■ WHAT YOU SHOULD DO ■
Skip the images. Copy the records exactly as written.

* Start *

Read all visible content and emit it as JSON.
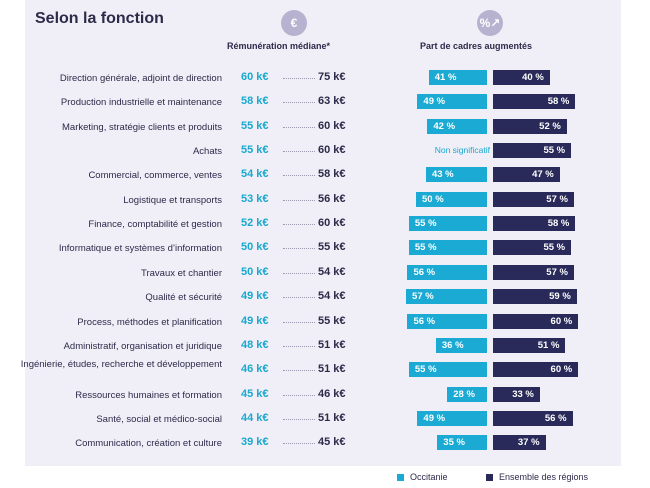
{
  "title": "Selon la fonction",
  "headers": {
    "salary": "Rémunération médiane*",
    "raised": "Part de cadres augmentés"
  },
  "icons": {
    "salary": "euro-icon",
    "raised": "percent-arrow-icon"
  },
  "legend": {
    "occitanie": "Occitanie",
    "regions": "Ensemble des régions"
  },
  "colors": {
    "occitanie": "#1aaad3",
    "regions": "#29295a",
    "text": "#2d2a4a"
  },
  "chart_data": {
    "type": "bar",
    "title": "Selon la fonction",
    "series": [
      {
        "name": "Occitanie",
        "values": [
          41,
          49,
          42,
          null,
          43,
          50,
          55,
          55,
          56,
          57,
          56,
          36,
          55,
          28,
          49,
          35
        ],
        "labels": [
          "41 %",
          "49 %",
          "42 %",
          "Non significatif",
          "43 %",
          "50 %",
          "55 %",
          "55 %",
          "56 %",
          "57 %",
          "56 %",
          "36 %",
          "55 %",
          "28 %",
          "49 %",
          "35 %"
        ]
      },
      {
        "name": "Ensemble des régions",
        "values": [
          40,
          58,
          52,
          55,
          47,
          57,
          58,
          55,
          57,
          59,
          60,
          51,
          60,
          33,
          56,
          37
        ],
        "labels": [
          "40 %",
          "58 %",
          "52 %",
          "55 %",
          "47 %",
          "57 %",
          "58 %",
          "55 %",
          "57 %",
          "59 %",
          "60 %",
          "51 %",
          "60 %",
          "33 %",
          "56 %",
          "37 %"
        ]
      }
    ],
    "rows": [
      {
        "function": "Direction générale, adjoint de direction",
        "salary_occitanie": "60 k€",
        "salary_regions": "75 k€"
      },
      {
        "function": "Production industrielle et maintenance",
        "salary_occitanie": "58 k€",
        "salary_regions": "63 k€"
      },
      {
        "function": "Marketing, stratégie clients et produits",
        "salary_occitanie": "55 k€",
        "salary_regions": "60 k€"
      },
      {
        "function": "Achats",
        "salary_occitanie": "55 k€",
        "salary_regions": "60 k€"
      },
      {
        "function": "Commercial, commerce, ventes",
        "salary_occitanie": "54 k€",
        "salary_regions": "58 k€"
      },
      {
        "function": "Logistique et transports",
        "salary_occitanie": "53 k€",
        "salary_regions": "56 k€"
      },
      {
        "function": "Finance, comptabilité et gestion",
        "salary_occitanie": "52 k€",
        "salary_regions": "60 k€"
      },
      {
        "function": "Informatique et systèmes d’information",
        "salary_occitanie": "50 k€",
        "salary_regions": "55 k€"
      },
      {
        "function": "Travaux et chantier",
        "salary_occitanie": "50 k€",
        "salary_regions": "54 k€"
      },
      {
        "function": "Qualité et sécurité",
        "salary_occitanie": "49 k€",
        "salary_regions": "54 k€"
      },
      {
        "function": "Process, méthodes et planification",
        "salary_occitanie": "49 k€",
        "salary_regions": "55 k€"
      },
      {
        "function": "Administratif, organisation et juridique",
        "salary_occitanie": "48 k€",
        "salary_regions": "51 k€"
      },
      {
        "function": "Ingénierie, études, recherche et développement",
        "salary_occitanie": "46 k€",
        "salary_regions": "51 k€"
      },
      {
        "function": "Ressources humaines et formation",
        "salary_occitanie": "45 k€",
        "salary_regions": "46 k€"
      },
      {
        "function": "Santé, social et médico-social",
        "salary_occitanie": "44 k€",
        "salary_regions": "51 k€"
      },
      {
        "function": "Communication, création et culture",
        "salary_occitanie": "39 k€",
        "salary_regions": "45 k€"
      }
    ]
  }
}
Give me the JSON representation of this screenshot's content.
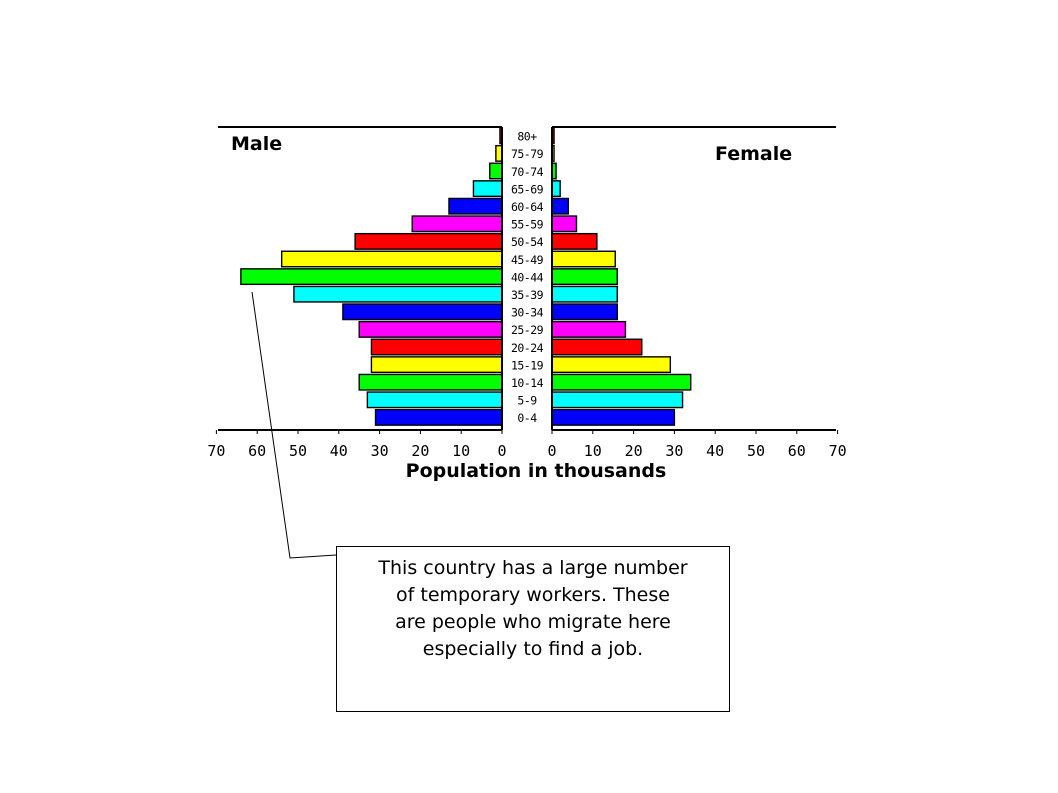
{
  "chart_data": {
    "type": "bar",
    "orientation": "horizontal",
    "categories": [
      "0-4",
      "5-9",
      "10-14",
      "15-19",
      "20-24",
      "25-29",
      "30-34",
      "35-39",
      "40-44",
      "45-49",
      "50-54",
      "55-59",
      "60-64",
      "65-69",
      "70-74",
      "75-79",
      "80+"
    ],
    "category_colors": [
      "#0000ff",
      "#00ffff",
      "#00ff00",
      "#ffff00",
      "#ff0000",
      "#ff00ff",
      "#0000ff",
      "#00ffff",
      "#00ff00",
      "#ffff00",
      "#ff0000",
      "#ff00ff",
      "#0000ff",
      "#00ffff",
      "#00ff00",
      "#ffff00",
      "#ff0000"
    ],
    "series": [
      {
        "name": "Male",
        "values": [
          31,
          33,
          35,
          32,
          32,
          35,
          39,
          51,
          64,
          54,
          36,
          22,
          13,
          7,
          3,
          1.5,
          0.5
        ]
      },
      {
        "name": "Female",
        "values": [
          30,
          32,
          34,
          29,
          22,
          18,
          16,
          16,
          16,
          15.5,
          11,
          6,
          4,
          2,
          1,
          0.5,
          0.5
        ]
      }
    ],
    "xlabel": "Population in thousands",
    "ticks": [
      0,
      10,
      20,
      30,
      40,
      50,
      60,
      70
    ],
    "xlim": [
      0,
      70
    ],
    "grid": false
  },
  "annotation": {
    "lines": [
      "This country has a large number",
      "of temporary workers.  These",
      "are people who migrate here",
      "especially to find a job."
    ]
  }
}
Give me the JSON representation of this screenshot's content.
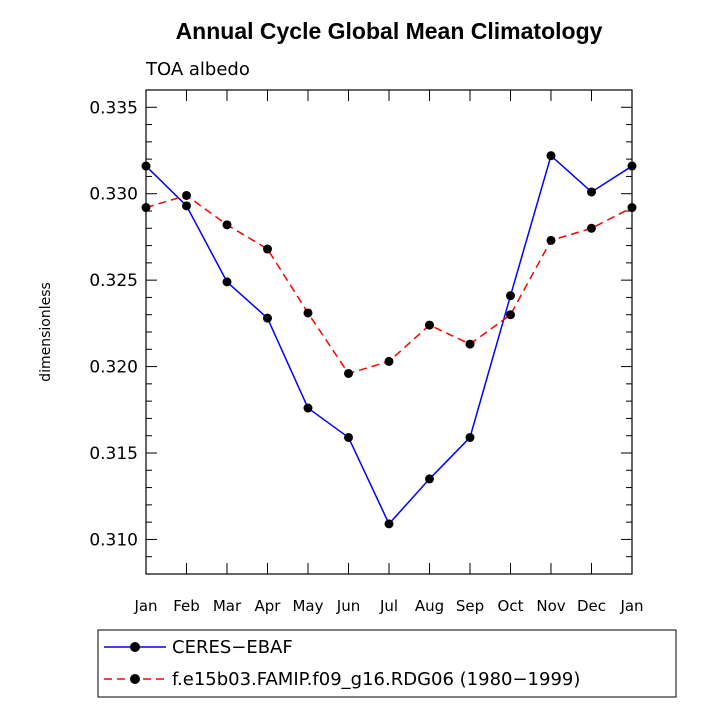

* End *

■ RESULT OF THE EXERCISE ■
Read all visible content and emit it as JSON.
{
  "title": "Selon la fonction",
  "headers": {
    "salary": "Rémunération médiane*",
    "raised": "Part de cadres augmentés"
  },
  "icons": {
    "salary": "euro-icon",
    "raised": "percent-arrow-icon"
  },
  "legend": {
    "occitanie": "Occitanie",
    "regions": "Ensemble des régions"
  },
  "colors": {
    "occitanie": "#1aaad3",
    "regions": "#29295a",
    "text": "#2d2a4a"
  },
  "chart_data": {
    "type": "bar",
    "title": "Selon la fonction",
    "series": [
      {
        "name": "Occitanie",
        "values": [
          41,
          49,
          42,
          null,
          43,
          50,
          55,
          55,
          56,
          57,
          56,
          36,
          55,
          28,
          49,
          35
        ],
        "labels": [
          "41 %",
          "49 %",
          "42 %",
          "Non significatif",
          "43 %",
          "50 %",
          "55 %",
          "55 %",
          "56 %",
          "57 %",
          "56 %",
          "36 %",
          "55 %",
          "28 %",
          "49 %",
          "35 %"
        ]
      },
      {
        "name": "Ensemble des régions",
        "values": [
          40,
          58,
          52,
          55,
          47,
          57,
          58,
          55,
          57,
          59,
          60,
          51,
          60,
          33,
          56,
          37
        ],
        "labels": [
          "40 %",
          "58 %",
          "52 %",
          "55 %",
          "47 %",
          "57 %",
          "58 %",
          "55 %",
          "57 %",
          "59 %",
          "60 %",
          "51 %",
          "60 %",
          "33 %",
          "56 %",
          "37 %"
        ]
      }
    ],
    "rows": [
      {
        "function": "Direction générale, adjoint de direction",
        "salary_occitanie": "60 k€",
        "salary_regions": "75 k€"
      },
      {
        "function": "Production industrielle et maintenance",
        "salary_occitanie": "58 k€",
        "salary_regions": "63 k€"
      },
      {
        "function": "Marketing, stratégie clients et produits",
        "salary_occitanie": "55 k€",
        "salary_regions": "60 k€"
      },
      {
        "function": "Achats",
        "salary_occitanie": "55 k€",
        "salary_regions": "60 k€"
      },
      {
        "function": "Commercial, commerce, ventes",
        "salary_occitanie": "54 k€",
        "salary_regions": "58 k€"
      },
      {
        "function": "Logistique et transports",
        "salary_occitanie": "53 k€",
        "salary_regions": "56 k€"
      },
      {
        "function": "Finance, comptabilité et gestion",
        "salary_occitanie": "52 k€",
        "salary_regions": "60 k€"
      },
      {
        "function": "Informatique et systèmes d’information",
        "salary_occitanie": "50 k€",
        "salary_regions": "55 k€"
      },
      {
        "function": "Travaux et chantier",
        "salary_occitanie": "50 k€",
        "salary_regions": "54 k€"
      },
      {
        "function": "Qualité et sécurité",
        "salary_occitanie": "49 k€",
        "salary_regions": "54 k€"
      },
      {
        "function": "Process, méthodes et planification",
        "salary_occitanie": "49 k€",
        "salary_regions": "55 k€"
      },
      {
        "function": "Administratif, organisation et juridique",
        "salary_occitanie": "48 k€",
        "salary_regions": "51 k€"
      },
      {
        "function": "Ingénierie, études, recherche et développement",
        "salary_occitanie": "46 k€",
        "salary_regions": "51 k€"
      },
      {
        "function": "Ressources humaines et formation",
        "salary_occitanie": "45 k€",
        "salary_regions": "46 k€"
      },
      {
        "function": "Santé, social et médico-social",
        "salary_occitanie": "44 k€",
        "salary_regions": "51 k€"
      },
      {
        "function": "Communication, création et culture",
        "salary_occitanie": "39 k€",
        "salary_regions": "45 k€"
      }
    ]
  }
}
Give me the JSON representation of this screenshot's content.
{
  "chart_data": {
    "type": "bar",
    "orientation": "horizontal",
    "categories": [
      "0-4",
      "5-9",
      "10-14",
      "15-19",
      "20-24",
      "25-29",
      "30-34",
      "35-39",
      "40-44",
      "45-49",
      "50-54",
      "55-59",
      "60-64",
      "65-69",
      "70-74",
      "75-79",
      "80+"
    ],
    "category_colors": [
      "#0000ff",
      "#00ffff",
      "#00ff00",
      "#ffff00",
      "#ff0000",
      "#ff00ff",
      "#0000ff",
      "#00ffff",
      "#00ff00",
      "#ffff00",
      "#ff0000",
      "#ff00ff",
      "#0000ff",
      "#00ffff",
      "#00ff00",
      "#ffff00",
      "#ff0000"
    ],
    "series": [
      {
        "name": "Male",
        "values": [
          31,
          33,
          35,
          32,
          32,
          35,
          39,
          51,
          64,
          54,
          36,
          22,
          13,
          7,
          3,
          1.5,
          0.5
        ]
      },
      {
        "name": "Female",
        "values": [
          30,
          32,
          34,
          29,
          22,
          18,
          16,
          16,
          16,
          15.5,
          11,
          6,
          4,
          2,
          1,
          0.5,
          0.5
        ]
      }
    ],
    "xlabel": "Population in thousands",
    "ticks": [
      0,
      10,
      20,
      30,
      40,
      50,
      60,
      70
    ],
    "xlim": [
      0,
      70
    ],
    "grid": false
  },
  "annotation": {
    "lines": [
      "This country has a large number",
      "of temporary workers.  These",
      "are people who migrate here",
      "especially to find a job."
    ]
  }
}
Give me the JSON representation of this screenshot's content.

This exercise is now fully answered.